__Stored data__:
========================

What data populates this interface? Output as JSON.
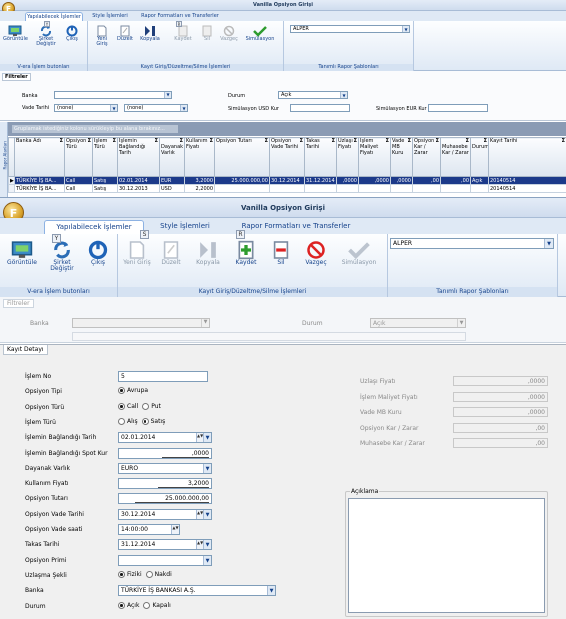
{
  "window_title": "Vanilla Opsiyon Girişi",
  "app_button_label": "F",
  "ribbon": {
    "tabs": [
      "Yapılabilecek İşlemler",
      "Style İşlemleri",
      "Rapor Formatları ve Transferler"
    ],
    "keytips": {
      "tab2": "S",
      "tab3": "R",
      "btn_sirket": "Y",
      "btn_kaydet": "R"
    },
    "group1": {
      "label": "V-era İşlem butonları",
      "buttons": [
        "Görüntüle",
        "Şirket Değiştir",
        "Çıkış"
      ]
    },
    "group2": {
      "label": "Kayıt Giriş/Düzeltme/Silme İşlemleri",
      "buttons": [
        "Yeni Giriş",
        "Düzelt",
        "Kopyala",
        "Kaydet",
        "Sil",
        "Vazgeç",
        "Simülasyon"
      ]
    },
    "group3": {
      "label": "Tanımlı Rapor Şablonları",
      "combo_value": "ALPER"
    }
  },
  "filters": {
    "tab": "Filtreler",
    "banka_label": "Banka",
    "durum_label": "Durum",
    "durum_value": "Açık",
    "vade_label": "Vade Tarihi",
    "vade_from": "(none)",
    "vade_to": "(none)",
    "sim_usd_label": "Simülasyon USD Kur",
    "sim_eur_label": "Simülasyon EUR Kur",
    "side_tab": "Rapor Alanları",
    "group_hint": "Gruplamak istediğiniz kolonu sürükleyip bu alana bırakınız..."
  },
  "grid": {
    "columns": [
      "Banka Adı",
      "Opsiyon Türü",
      "İşlem Türü",
      "İşlemin Bağlandığı Tarih",
      "Dayanak Varlık",
      "Kullanım Fiyatı",
      "Opsiyon Tutarı",
      "Opsiyon Vade Tarihi",
      "Takas Tarihi",
      "Uzlaşı Fiyatı",
      "İşlem Maliyet Fiyatı",
      "Vade MB Kuru",
      "Opsiyon Kar / Zarar",
      "Muhasebe Kar / Zarar",
      "Durum",
      "Kayıt Tarihi"
    ],
    "rows": [
      [
        "TÜRKİYE İŞ BA...",
        "Call",
        "Satış",
        "02.01.2014",
        "EUR",
        "3,2000",
        "25.000.000,00",
        "30.12.2014",
        "31.12.2014",
        ",0000",
        ",0000",
        ",0000",
        ",00",
        ",00",
        "Açık",
        "20140514"
      ],
      [
        "TÜRKİYE İŞ BA...",
        "Call",
        "Satış",
        "30.12.2013",
        "USD",
        "2,2000",
        "",
        "",
        "",
        "",
        "",
        "",
        "",
        "",
        "",
        "20140514"
      ]
    ]
  },
  "lower_filters": {
    "tab": "Filtreler",
    "banka_label": "Banka",
    "durum_label": "Durum",
    "durum_value": "Açık"
  },
  "detail": {
    "tab": "Kayıt Detayı",
    "fields": {
      "islem_no": {
        "label": "İşlem No",
        "value": "5"
      },
      "opsiyon_tipi": {
        "label": "Opsiyon Tipi",
        "options": [
          "Avrupa"
        ],
        "selected": "Avrupa"
      },
      "opsiyon_turu": {
        "label": "Opsiyon Türü",
        "options": [
          "Call",
          "Put"
        ],
        "selected": "Call"
      },
      "islem_turu": {
        "label": "İşlem Türü",
        "options": [
          "Alış",
          "Satış"
        ],
        "selected": "Satış"
      },
      "baglandigi_tarih": {
        "label": "İşlemin Bağlandığı Tarih",
        "value": "02.01.2014"
      },
      "spot_kur": {
        "label": "İşlemin Bağlandığı Spot Kur",
        "value": ",0000"
      },
      "dayanak_varlik": {
        "label": "Dayanak Varlık",
        "value": "EURO"
      },
      "kullanim_fiyati": {
        "label": "Kullanım Fiyatı",
        "value": "3,2000"
      },
      "opsiyon_tutari": {
        "label": "Opsiyon Tutarı",
        "value": "25.000.000,00"
      },
      "vade_tarihi": {
        "label": "Opsiyon Vade Tarihi",
        "value": "30.12.2014"
      },
      "vade_saati": {
        "label": "Opsiyon Vade saati",
        "value": "14:00:00"
      },
      "takas_tarihi": {
        "label": "Takas Tarihi",
        "value": "31.12.2014"
      },
      "opsiyon_primi": {
        "label": "Opsiyon Primi",
        "value": ""
      },
      "uzlasma_sekli": {
        "label": "Uzlaşma Şekli",
        "options": [
          "Fiziki",
          "Nakdi"
        ],
        "selected": "Fiziki"
      },
      "banka": {
        "label": "Banka",
        "value": "TÜRKİYE İŞ BANKASI A.Ş."
      },
      "durum": {
        "label": "Durum",
        "options": [
          "Açık",
          "Kapalı"
        ],
        "selected": "Açık"
      }
    },
    "right_fields": [
      {
        "label": "Uzlaşı Fiyatı",
        "value": ",0000"
      },
      {
        "label": "İşlem Maliyet Fiyatı",
        "value": ",0000"
      },
      {
        "label": "Vade MB Kuru",
        "value": ",0000"
      },
      {
        "label": "Opsiyon Kar / Zarar",
        "value": ",00"
      },
      {
        "label": "Muhasebe Kar / Zarar",
        "value": ",00"
      }
    ],
    "aciklama_label": "Açıklama"
  }
}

========================

Leaving out the pictures, repeat the data above exactly.

__TASK SOLUTION__:
What data populates this interface? Output as JSON.
{
  "window_title": "Vanilla Opsiyon Girişi",
  "app_button_label": "F",
  "ribbon": {
    "tabs": [
      "Yapılabilecek İşlemler",
      "Style İşlemleri",
      "Rapor Formatları ve Transferler"
    ],
    "keytips": {
      "tab2": "S",
      "tab3": "R",
      "btn_sirket": "Y",
      "btn_kaydet": "R"
    },
    "group1": {
      "label": "V-era İşlem butonları",
      "buttons": [
        "Görüntüle",
        "Şirket Değiştir",
        "Çıkış"
      ]
    },
    "group2": {
      "label": "Kayıt Giriş/Düzeltme/Silme İşlemleri",
      "buttons": [
        "Yeni Giriş",
        "Düzelt",
        "Kopyala",
        "Kaydet",
        "Sil",
        "Vazgeç",
        "Simülasyon"
      ]
    },
    "group3": {
      "label": "Tanımlı Rapor Şablonları",
      "combo_value": "ALPER"
    }
  },
  "filters": {
    "tab": "Filtreler",
    "banka_label": "Banka",
    "durum_label": "Durum",
    "durum_value": "Açık",
    "vade_label": "Vade Tarihi",
    "vade_from": "(none)",
    "vade_to": "(none)",
    "sim_usd_label": "Simülasyon USD Kur",
    "sim_eur_label": "Simülasyon EUR Kur",
    "side_tab": "Rapor Alanları",
    "group_hint": "Gruplamak istediğiniz kolonu sürükleyip bu alana bırakınız..."
  },
  "grid": {
    "columns": [
      "Banka Adı",
      "Opsiyon Türü",
      "İşlem Türü",
      "İşlemin Bağlandığı Tarih",
      "Dayanak Varlık",
      "Kullanım Fiyatı",
      "Opsiyon Tutarı",
      "Opsiyon Vade Tarihi",
      "Takas Tarihi",
      "Uzlaşı Fiyatı",
      "İşlem Maliyet Fiyatı",
      "Vade MB Kuru",
      "Opsiyon Kar / Zarar",
      "Muhasebe Kar / Zarar",
      "Durum",
      "Kayıt Tarihi"
    ],
    "rows": [
      [
        "TÜRKİYE İŞ BA...",
        "Call",
        "Satış",
        "02.01.2014",
        "EUR",
        "3,2000",
        "25.000.000,00",
        "30.12.2014",
        "31.12.2014",
        ",0000",
        ",0000",
        ",0000",
        ",00",
        ",00",
        "Açık",
        "20140514"
      ],
      [
        "TÜRKİYE İŞ BA...",
        "Call",
        "Satış",
        "30.12.2013",
        "USD",
        "2,2000",
        "",
        "",
        "",
        "",
        "",
        "",
        "",
        "",
        "",
        "20140514"
      ]
    ]
  },
  "lower_filters": {
    "tab": "Filtreler",
    "banka_label": "Banka",
    "durum_label": "Durum",
    "durum_value": "Açık"
  },
  "detail": {
    "tab": "Kayıt Detayı",
    "fields": {
      "islem_no": {
        "label": "İşlem No",
        "value": "5"
      },
      "opsiyon_tipi": {
        "label": "Opsiyon Tipi",
        "options": [
          "Avrupa"
        ],
        "selected": "Avrupa"
      },
      "opsiyon_turu": {
        "label": "Opsiyon Türü",
        "options": [
          "Call",
          "Put"
        ],
        "selected": "Call"
      },
      "islem_turu": {
        "label": "İşlem Türü",
        "options": [
          "Alış",
          "Satış"
        ],
        "selected": "Satış"
      },
      "baglandigi_tarih": {
        "label": "İşlemin Bağlandığı Tarih",
        "value": "02.01.2014"
      },
      "spot_kur": {
        "label": "İşlemin Bağlandığı Spot Kur",
        "value": ",0000"
      },
      "dayanak_varlik": {
        "label": "Dayanak Varlık",
        "value": "EURO"
      },
      "kullanim_fiyati": {
        "label": "Kullanım Fiyatı",
        "value": "3,2000"
      },
      "opsiyon_tutari": {
        "label": "Opsiyon Tutarı",
        "value": "25.000.000,00"
      },
      "vade_tarihi": {
        "label": "Opsiyon Vade Tarihi",
        "value": "30.12.2014"
      },
      "vade_saati": {
        "label": "Opsiyon Vade saati",
        "value": "14:00:00"
      },
      "takas_tarihi": {
        "label": "Takas Tarihi",
        "value": "31.12.2014"
      },
      "opsiyon_primi": {
        "label": "Opsiyon Primi",
        "value": ""
      },
      "uzlasma_sekli": {
        "label": "Uzlaşma Şekli",
        "options": [
          "Fiziki",
          "Nakdi"
        ],
        "selected": "Fiziki"
      },
      "banka": {
        "label": "Banka",
        "value": "TÜRKİYE İŞ BANKASI A.Ş."
      },
      "durum": {
        "label": "Durum",
        "options": [
          "Açık",
          "Kapalı"
        ],
        "selected": "Açık"
      }
    },
    "right_fields": [
      {
        "label": "Uzlaşı Fiyatı",
        "value": ",0000"
      },
      {
        "label": "İşlem Maliyet Fiyatı",
        "value": ",0000"
      },
      {
        "label": "Vade MB Kuru",
        "value": ",0000"
      },
      {
        "label": "Opsiyon Kar / Zarar",
        "value": ",00"
      },
      {
        "label": "Muhasebe Kar / Zarar",
        "value": ",00"
      }
    ],
    "aciklama_label": "Açıklama"
  }
}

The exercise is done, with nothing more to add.